# EXERCISES TO COMPLETE:
1. Condense the paragraph of the news feed article that begins "When User A publishes a post" into a shorter version that keeps its main facts.
2. Quote the news feed article word for word from "System Design: News" to "Let's design it.".

# SELECTION:

System Design: News Feed
The news feed is arguably the most important screen in social media. It's the first thing you see when you open Twitter, Instagram, or LinkedIn. It determines what content gets attention, which creators get reach, and ultimately how much time you spend in the app.
Behind that simple scrolling list is a distributed system that assembles personalized content for hundreds of millions of users, ranked by relevance, in under 200ms. Let's design it.
requirements
Functional:
- Users see a feed of posts from people they follow
- Feed is ranked by relevance (not purely chronological)
- Support text, images, videos, shared links
- New posts appear in followers' feeds within seconds
- Infinite scroll with cursor-based pagination
Non-functional:
- Feed generation latency under 200ms
- Support 500M daily active users
- A user follows up to 5,000 accounts
- The median user's feed draws from ~200 followees
- 99.99% availability
the core problem: fan-out
When User A publishes a post, it needs to appear in the feed of every follower. If A has 10M followers, that's 10M feed entries to create. This is the fan-out problem, and there are two fundamental approaches.
Fan-out on WRITE Fan-out on READ
(push model) (pull model)

# DATA BLOCK:
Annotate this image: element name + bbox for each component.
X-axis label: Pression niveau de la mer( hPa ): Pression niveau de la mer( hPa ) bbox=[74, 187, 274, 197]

# ANSWERS TO THE EXERCISES:
1. Every post from User A must show up in each follower's feed, so 10M followers means 10M feed entries. This is the fan-out problem, and it has two fundamental approaches.

2.
System Design: News Feed
The news feed is arguably the most important screen in social media. It's the first thing you see when you open Twitter, Instagram, or LinkedIn. It determines what content gets attention, which creators get reach, and ultimately how much time you spend in the app.
Behind that simple scrolling list is a distributed system that assembles personalized content for hundreds of millions of users, ranked by relevance, in under 200ms. Let's design it.